(Passage shown Opens)
Simon Taylor discusses the case of R (Good Law Project Ltd) v Minister for the Cabinet Office [2021] EWHC 1569 (TCC) which was handed down by O’Farrell J on 9 June 2021. The case, which is the latest instalment in a series of challenges to COVID-19-related government procurement brought by campaigning group the Good Law Project, makes some interesting points about claims of apparent bias in procurement. This was first published by Practical Law in June 2021.
Background
R (Good Law Project Ltd) v Minister for the Cabinet Office [2021] EWHC 1569 (TCC) related to the grant of a contract to Public First Limited (Public First) for focus group services at the start of the COVID-19 pandemic in March 2020 (formally awarded by decision of 5 June 2020) without an advertised tender process. It was brought by way of judicial review in the Administrative Court but transferred to the Technology and Construction Court (TCC). The challenge was based on regulation 32(2)(c) of the Public Contracts Regulations 2015 (SI 2015/102) (PCR 2015) and the common law doctrine of apparent bias.
Facts
Regulation 32(2)(c) of the PCR 2015 allows the use of the negotiated procedure without prior publication to the extent necessary where, for reasons of extreme urgency brought about by unforeseeable events, the authority is unable to comply with the stipulated time limits. The Good Law Project (claimant) relied on three grounds of challenge. These were that:
- There was no basis under regulation 32(2)(c) of the PCR 2015 to make the direct award as other existing suppliers (such as Britain Thinks) could have been used or the duration ought to have been restricted to a few weeks to allow for a competitive procurement (ground one).
(Passage shown Closes)
(Source material Opens)
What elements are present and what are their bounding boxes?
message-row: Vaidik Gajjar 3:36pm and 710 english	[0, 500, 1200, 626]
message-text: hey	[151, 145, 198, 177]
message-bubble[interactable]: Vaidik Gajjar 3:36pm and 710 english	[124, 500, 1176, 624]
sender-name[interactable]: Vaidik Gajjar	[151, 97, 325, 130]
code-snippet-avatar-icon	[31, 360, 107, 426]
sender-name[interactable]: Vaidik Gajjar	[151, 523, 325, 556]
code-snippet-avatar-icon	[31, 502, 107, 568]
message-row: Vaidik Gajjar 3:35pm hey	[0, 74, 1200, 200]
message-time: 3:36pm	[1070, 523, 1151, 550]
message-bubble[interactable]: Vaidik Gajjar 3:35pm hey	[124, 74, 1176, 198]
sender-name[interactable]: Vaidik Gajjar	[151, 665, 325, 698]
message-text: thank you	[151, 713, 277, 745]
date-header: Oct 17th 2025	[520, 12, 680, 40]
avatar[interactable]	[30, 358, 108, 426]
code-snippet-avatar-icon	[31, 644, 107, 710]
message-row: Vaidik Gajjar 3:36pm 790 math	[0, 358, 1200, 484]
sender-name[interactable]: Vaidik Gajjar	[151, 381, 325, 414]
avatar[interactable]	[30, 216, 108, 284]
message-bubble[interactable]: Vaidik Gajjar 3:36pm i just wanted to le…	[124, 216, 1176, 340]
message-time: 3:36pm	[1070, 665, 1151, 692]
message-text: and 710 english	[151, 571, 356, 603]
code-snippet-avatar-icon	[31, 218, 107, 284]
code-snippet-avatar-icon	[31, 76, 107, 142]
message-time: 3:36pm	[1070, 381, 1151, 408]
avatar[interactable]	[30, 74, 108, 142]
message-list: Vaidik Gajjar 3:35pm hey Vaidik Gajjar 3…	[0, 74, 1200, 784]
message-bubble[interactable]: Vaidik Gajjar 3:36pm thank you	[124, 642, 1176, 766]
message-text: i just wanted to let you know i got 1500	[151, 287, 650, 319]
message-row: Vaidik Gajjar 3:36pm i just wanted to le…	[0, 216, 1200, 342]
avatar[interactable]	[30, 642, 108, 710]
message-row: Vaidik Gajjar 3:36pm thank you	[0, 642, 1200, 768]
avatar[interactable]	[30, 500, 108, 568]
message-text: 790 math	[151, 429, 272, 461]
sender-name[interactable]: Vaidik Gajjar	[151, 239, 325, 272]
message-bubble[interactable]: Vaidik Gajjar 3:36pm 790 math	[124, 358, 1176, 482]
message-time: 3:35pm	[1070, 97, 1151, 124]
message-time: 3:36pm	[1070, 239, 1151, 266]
(Source material Closes)
Required work |
[1] In the case note on the Good Law Project procurement challenge, copy the words starting at "Simon Taylor discusses" and ending at "in June 2021.".
[2] Turn the paragraph beginning "R (Good Law Project Ltd) v Minister for the Cabinet Office" in the case note on the Good Law Project challenge into a short bulleted list that keeps its main facts.
[3] Render this sentence from the case note on the Good Law Project challenge in Spanish: "It was brought by way of judicial review in the Administrative Court but transferred to the Technology and Construction Court (TCC)."

Responses by item number |
[1]
Simon Taylor discusses the case of R (Good Law Project Ltd) v Minister for the Cabinet Office [2021] EWHC 1569 (TCC) which was handed down by O’Farrell J on 9 June 2021. The case, which is the latest instalment in a series of challenges to COVID-19-related government procurement brought by campaigning group the Good Law Project, makes some interesting points about claims of apparent bias in procurement. This was first published by Practical Law in June 2021.

[2]
- The case concerned a contract given to Public First Limited for focus group services at the start of the COVID-19 pandemic in March 2020.
- The contract was formally awarded by a decision of 5 June 2020, without an advertised tender process.
- The claim began as a judicial review in the Administrative Court and was transferred to the Technology and Construction Court (TCC).
- The challenge relied on regulation 32(2)(c) of the Public Contracts Regulations 2015 and the common law doctrine of apparent bias.

[3] Se presentó por vía de revisión judicial ante el Tribunal Administrativo, pero fue transferido al Tribunal de Tecnología y Construcción (TCC).